### Given data ###

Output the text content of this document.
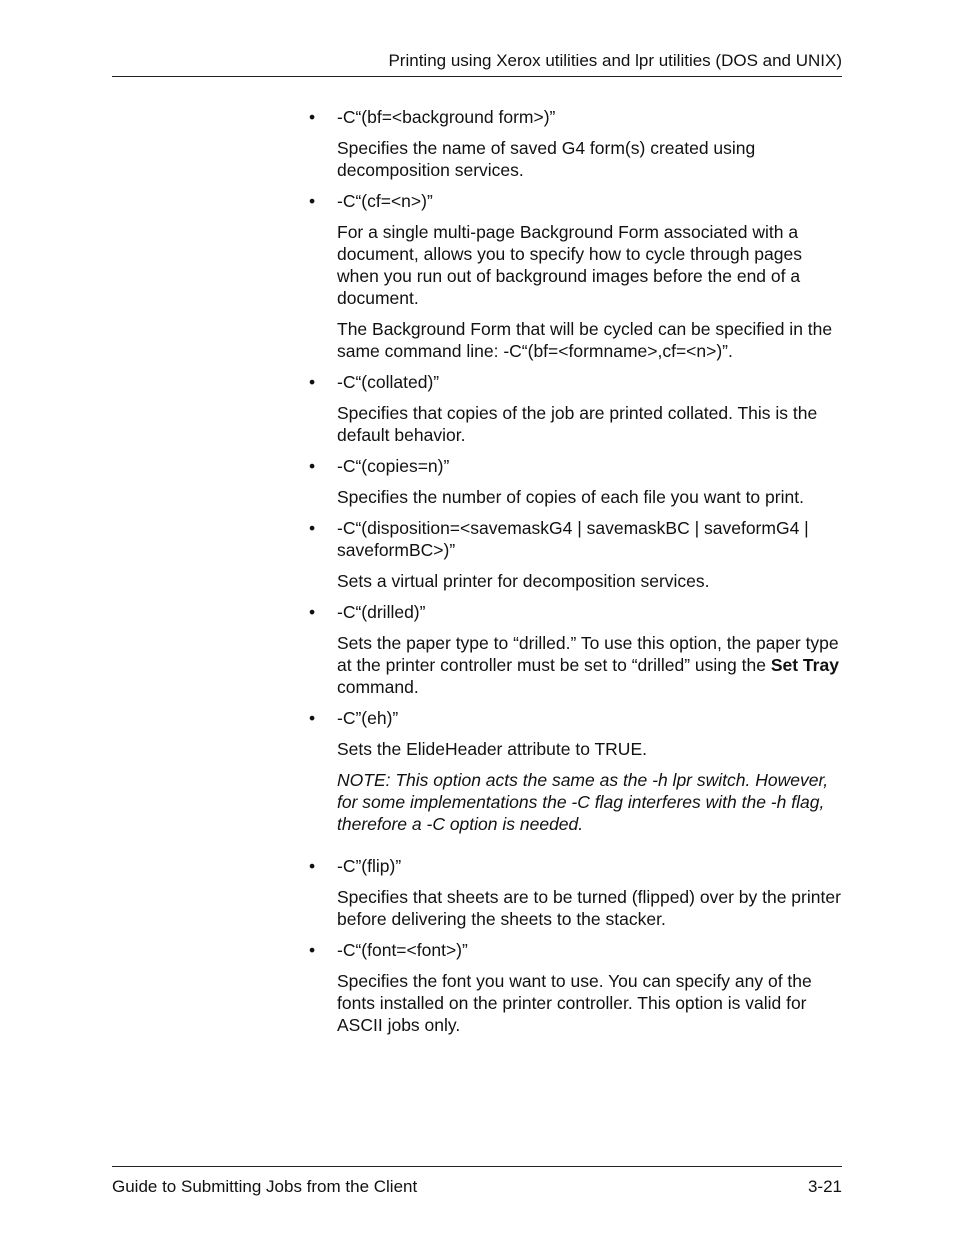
Printing using Xerox utilities and lpr utilities (DOS and UNIX)

• -C“(bf=<background form>)”

Specifies the name of saved G4 form(s) created using decomposition services.

• -C“(cf=<n>)”

For a single multi-page Background Form associated with a document, allows you to specify how to cycle through pages when you run out of background images before the end of a document.

The Background Form that will be cycled can be specified in the same command line: -C“(bf=<formname>,cf=<n>)”.

• -C“(collated)”

Specifies that copies of the job are printed collated. This is the default behavior.

• -C“(copies=n)”

Specifies the number of copies of each file you want to print.

• -C“(disposition=<savemaskG4 | savemaskBC | saveformG4 | saveformBC>)”

Sets a virtual printer for decomposition services.

• -C“(drilled)”

Sets the paper type to “drilled.” To use this option, the paper type at the printer controller must be set to “drilled” using the Set Tray command.

• -C”(eh)”

Sets the ElideHeader attribute to TRUE.

NOTE: This option acts the same as the -h lpr switch. However, for some implementations the -C flag interferes with the -h flag, therefore a -C option is needed.

• -C”(flip)”

Specifies that sheets are to be turned (flipped) over by the printer before delivering the sheets to the stacker.

• -C“(font=<font>)”

Specifies the font you want to use. You can specify any of the fonts installed on the printer controller. This option is valid for ASCII jobs only.

Guide to Submitting Jobs from the Client	3-21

###

Work to be completed -
Extract every line above containing the word "drilled".

Exercise answer -
• -C“(drilled)”
Sets the paper type to “drilled.” To use this option, the paper type at the printer controller must be set to “drilled” using the Set Tray command.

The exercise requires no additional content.